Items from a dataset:
______

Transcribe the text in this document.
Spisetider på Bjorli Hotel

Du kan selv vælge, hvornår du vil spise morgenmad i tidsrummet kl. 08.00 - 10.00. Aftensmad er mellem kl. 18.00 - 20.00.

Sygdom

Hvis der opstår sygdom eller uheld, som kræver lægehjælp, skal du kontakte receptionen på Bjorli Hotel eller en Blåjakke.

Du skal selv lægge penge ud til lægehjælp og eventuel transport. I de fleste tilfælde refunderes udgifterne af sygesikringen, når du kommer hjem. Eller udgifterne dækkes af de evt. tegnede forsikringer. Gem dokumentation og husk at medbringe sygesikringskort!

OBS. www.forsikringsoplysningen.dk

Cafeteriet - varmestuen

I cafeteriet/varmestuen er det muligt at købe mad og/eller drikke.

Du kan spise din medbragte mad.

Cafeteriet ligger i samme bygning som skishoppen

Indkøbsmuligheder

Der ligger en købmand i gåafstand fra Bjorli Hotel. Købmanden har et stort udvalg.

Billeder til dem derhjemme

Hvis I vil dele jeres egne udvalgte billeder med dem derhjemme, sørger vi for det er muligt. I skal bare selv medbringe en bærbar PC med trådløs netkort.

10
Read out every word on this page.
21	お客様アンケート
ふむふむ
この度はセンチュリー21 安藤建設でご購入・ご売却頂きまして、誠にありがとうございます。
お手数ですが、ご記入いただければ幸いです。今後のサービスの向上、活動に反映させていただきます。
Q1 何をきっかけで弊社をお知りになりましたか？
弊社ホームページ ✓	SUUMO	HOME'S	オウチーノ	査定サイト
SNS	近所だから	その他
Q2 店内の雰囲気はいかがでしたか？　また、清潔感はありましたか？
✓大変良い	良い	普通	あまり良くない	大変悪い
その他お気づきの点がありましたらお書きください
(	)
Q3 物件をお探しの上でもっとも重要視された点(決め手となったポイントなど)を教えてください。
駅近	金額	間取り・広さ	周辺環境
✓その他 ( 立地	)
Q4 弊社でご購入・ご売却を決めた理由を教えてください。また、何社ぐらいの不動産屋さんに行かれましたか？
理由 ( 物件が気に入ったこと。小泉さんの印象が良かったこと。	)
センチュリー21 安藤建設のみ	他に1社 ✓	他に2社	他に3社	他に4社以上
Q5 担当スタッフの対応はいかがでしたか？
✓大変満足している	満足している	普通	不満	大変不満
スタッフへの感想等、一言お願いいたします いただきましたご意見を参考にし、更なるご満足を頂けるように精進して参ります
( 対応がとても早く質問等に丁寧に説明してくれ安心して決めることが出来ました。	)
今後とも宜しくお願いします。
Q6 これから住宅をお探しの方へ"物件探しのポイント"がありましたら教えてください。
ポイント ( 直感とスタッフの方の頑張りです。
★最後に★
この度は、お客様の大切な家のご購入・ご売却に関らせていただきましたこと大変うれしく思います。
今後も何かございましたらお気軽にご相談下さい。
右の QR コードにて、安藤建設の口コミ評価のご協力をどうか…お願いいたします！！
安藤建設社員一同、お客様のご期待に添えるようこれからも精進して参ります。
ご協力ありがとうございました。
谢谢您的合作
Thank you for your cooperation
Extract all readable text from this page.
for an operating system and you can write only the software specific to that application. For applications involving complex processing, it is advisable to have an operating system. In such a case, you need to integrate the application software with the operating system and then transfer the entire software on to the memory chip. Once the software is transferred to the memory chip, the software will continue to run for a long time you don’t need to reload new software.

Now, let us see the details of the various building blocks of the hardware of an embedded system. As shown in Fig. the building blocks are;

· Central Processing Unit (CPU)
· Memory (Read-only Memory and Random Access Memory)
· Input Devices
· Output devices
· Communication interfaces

______

→ **TASK DETAILS**
Identify the lines above with the word "skal". Copy them.

→ **RESULT OF THE TASK**
Hvis der opstår sygdom eller uheld, som kræver lægehjælp, skal du kontakte receptionen på Bjorli Hotel eller en Blåjakke.
Du skal selv lægge penge ud til lægehjælp og eventuel transport. I de fleste tilfælde refunderes udgifterne af sygesikringen, når du kommer hjem. Eller udgifterne dækkes af de evt. tegnede forsikringer. Gem dokumentation og husk at medbringe sygesikringskort!
Hvis I vil dele jeres egne udvalgte billeder med dem derhjemme, sørger vi for det er muligt. I skal bare selv medbringe en bærbar PC med trådløs netkort.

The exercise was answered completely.